§ Exercise goal:
Select every line below containing the word "西安事变".

§ The records:
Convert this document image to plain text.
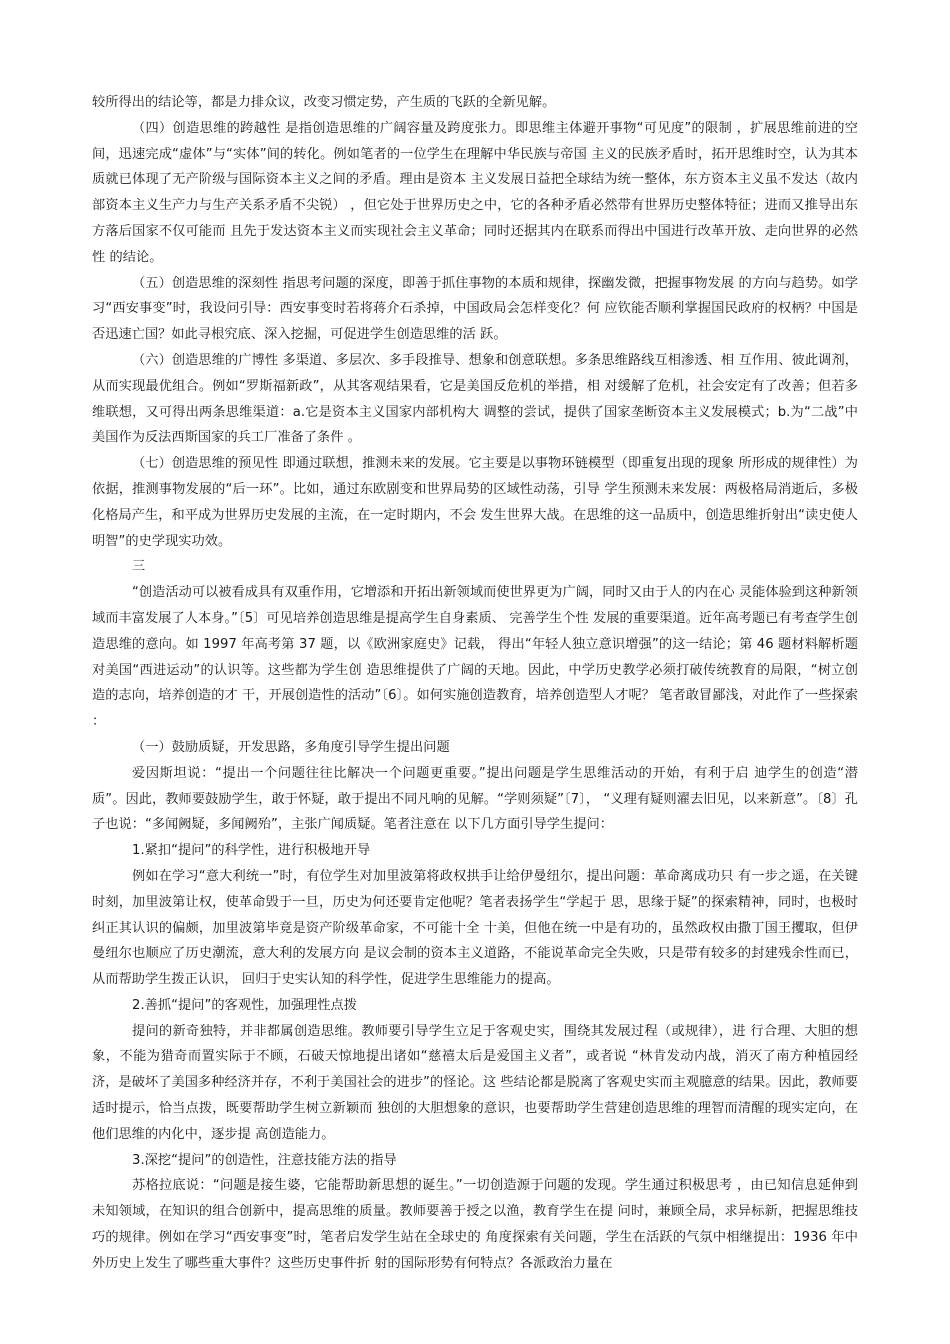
较所得出的结论等，都是力排众议，改变习惯定势，产生质的飞跃的全新见解。

（四）创造思维的跨越性 是指创造思维的广阔容量及跨度张力。即思维主体避开事物“可见度”的限制 ，扩展思维前进的空间，迅速完成“虚体”与“实体”间的转化。例如笔者的一位学生在理解中华民族与帝国 主义的民族矛盾时，拓开思维时空，认为其本质就已体现了无产阶级与国际资本主义之间的矛盾。理由是资本 主义发展日益把全球结为统一整体，东方资本主义虽不发达（故内部资本主义生产力与生产关系矛盾不尖锐） ，但它处于世界历史之中，它的各种矛盾必然带有世界历史整体特征；进而又推导出东方落后国家不仅可能而 且先于发达资本主义而实现社会主义革命；同时还据其内在联系而得出中国进行改革开放、走向世界的必然性 的结论。

（五）创造思维的深刻性 指思考问题的深度，即善于抓住事物的本质和规律，探幽发微，把握事物发展 的方向与趋势。如学习“西安事变”时，我设问引导：西安事变时若将蒋介石杀掉，中国政局会怎样变化？何 应钦能否顺利掌握国民政府的权柄？中国是否迅速亡国？如此寻根究底、深入挖掘，可促进学生创造思维的活 跃。

（六）创造思维的广博性 多渠道、多层次、多手段推导、想象和创意联想。多条思维路线互相渗透、相 互作用、彼此调剂，从而实现最优组合。例如“罗斯福新政”，从其客观结果看，它是美国反危机的举措，相 对缓解了危机，社会安定有了改善；但若多维联想，又可得出两条思维渠道：a.它是资本主义国家内部机构大 调整的尝试，提供了国家垄断资本主义发展模式；b.为“二战”中美国作为反法西斯国家的兵工厂准备了条件 。

（七）创造思维的预见性 即通过联想，推测未来的发展。它主要是以事物环链模型（即重复出现的现象 所形成的规律性）为依据，推测事物发展的“后一环”。比如，通过东欧剧变和世界局势的区域性动荡，引导 学生预测未来发展：两极格局消逝后，多极化格局产生，和平成为世界历史发展的主流，在一定时期内，不会 发生世界大战。在思维的这一品质中，创造思维折射出“读史使人明智”的史学现实功效。

三

“创造活动可以被看成具有双重作用，它增添和开拓出新领域而使世界更为广阔，同时又由于人的内在心 灵能体验到这种新领域而丰富发展了人本身。”〔5〕可见培养创造思维是提高学生自身素质、 完善学生个性 发展的重要渠道。近年高考题已有考查学生创造思维的意向。如 1997 年高考第 37 题，以《欧洲家庭史》记载， 得出“年轻人独立意识增强”的这一结论；第 46 题材料解析题对美国“西进运动”的认识等。这些都为学生创 造思维提供了广阔的天地。因此，中学历史教学必须打破传统教育的局限，“树立创造的志向，培养创造的才 干，开展创造性的活动”〔6〕。如何实施创造教育，培养创造型人才呢？ 笔者敢冒鄙浅，对此作了一些探索 ：

（一）鼓励质疑，开发思路，多角度引导学生提出问题

爱因斯坦说：“提出一个问题往往比解决一个问题更重要。”提出问题是学生思维活动的开始，有利于启 迪学生的创造“潜质”。因此，教师要鼓励学生，敢于怀疑，敢于提出不同凡响的见解。“学则须疑”〔7〕， “义理有疑则濯去旧见，以来新意”。〔8〕孔子也说：“多闻阙疑，多闻阙殆”，主张广闻质疑。笔者注意在 以下几方面引导学生提问：

1.紧扣“提问”的科学性，进行积极地开导

例如在学习“意大利统一”时，有位学生对加里波第将政权拱手让给伊曼纽尔，提出问题：革命离成功只 有一步之遥，在关键时刻，加里波第让权，使革命毁于一旦，历史为何还要肯定他呢？笔者表扬学生“学起于 思，思缘于疑”的探索精神，同时，也极时纠正其认识的偏颇，加里波第毕竟是资产阶级革命家，不可能十全 十美，但他在统一中是有功的，虽然政权由撒丁国王攫取，但伊曼纽尔也顺应了历史潮流，意大利的发展方向 是议会制的资本主义道路，不能说革命完全失败，只是带有较多的封建残余性而已，从而帮助学生拨正认识， 回归于史实认知的科学性，促进学生思维能力的提高。

2.善抓“提问”的客观性，加强理性点拨

提问的新奇独特，并非都属创造思维。教师要引导学生立足于客观史实，围绕其发展过程（或规律），进 行合理、大胆的想象，不能为猎奇而置实际于不顾，石破天惊地提出诸如“慈禧太后是爱国主义者”，或者说 “林肯发动内战，消灭了南方种植园经济，是破坏了美国多种经济并存，不利于美国社会的进步”的怪论。这 些结论都是脱离了客观史实而主观臆意的结果。因此，教师要适时提示，恰当点拨，既要帮助学生树立新颖而 独创的大胆想象的意识，也要帮助学生营建创造思维的理智而清醒的现实定向，在他们思维的内化中，逐步提 高创造能力。

3.深挖“提问”的创造性，注意技能方法的指导

苏格拉底说：“问题是接生婆，它能帮助新思想的诞生。”一切创造源于问题的发现。学生通过积极思考 ，由已知信息延伸到未知领域，在知识的组合创新中，提高思维的质量。教师要善于授之以渔，教育学生在提 问时，兼顾全局，求异标新，把握思维技巧的规律。例如在学习“西安事变”时，笔者启发学生站在全球史的 角度探索有关问题，学生在活跃的气氛中相继提出：1936 年中外历史上发生了哪些重大事件？这些历史事件折 射的国际形势有何特点？各派政治力量在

§ Task solution:
（五）创造思维的深刻性 指思考问题的深度，即善于抓住事物的本质和规律，探幽发微，把握事物发展 的方向与趋势。如学习“西安事变”时，我设问引导：西安事变时若将蒋介石杀掉，中国政局会怎样变化？何 应钦能否顺利掌握国民政府的权柄？中国是否迅速亡国？如此寻根究底、深入挖掘，可促进学生创造思维的活 跃。
苏格拉底说：“问题是接生婆，它能帮助新思想的诞生。”一切创造源于问题的发现。学生通过积极思考 ，由已知信息延伸到未知领域，在知识的组合创新中，提高思维的质量。教师要善于授之以渔，教育学生在提 问时，兼顾全局，求异标新，把握思维技巧的规律。例如在学习“西安事变”时，笔者启发学生站在全球史的 角度探索有关问题，学生在活跃的气氛中相继提出：1936 年中外历史上发生了哪些重大事件？这些历史事件折 射的国际形势有何特点？各派政治力量在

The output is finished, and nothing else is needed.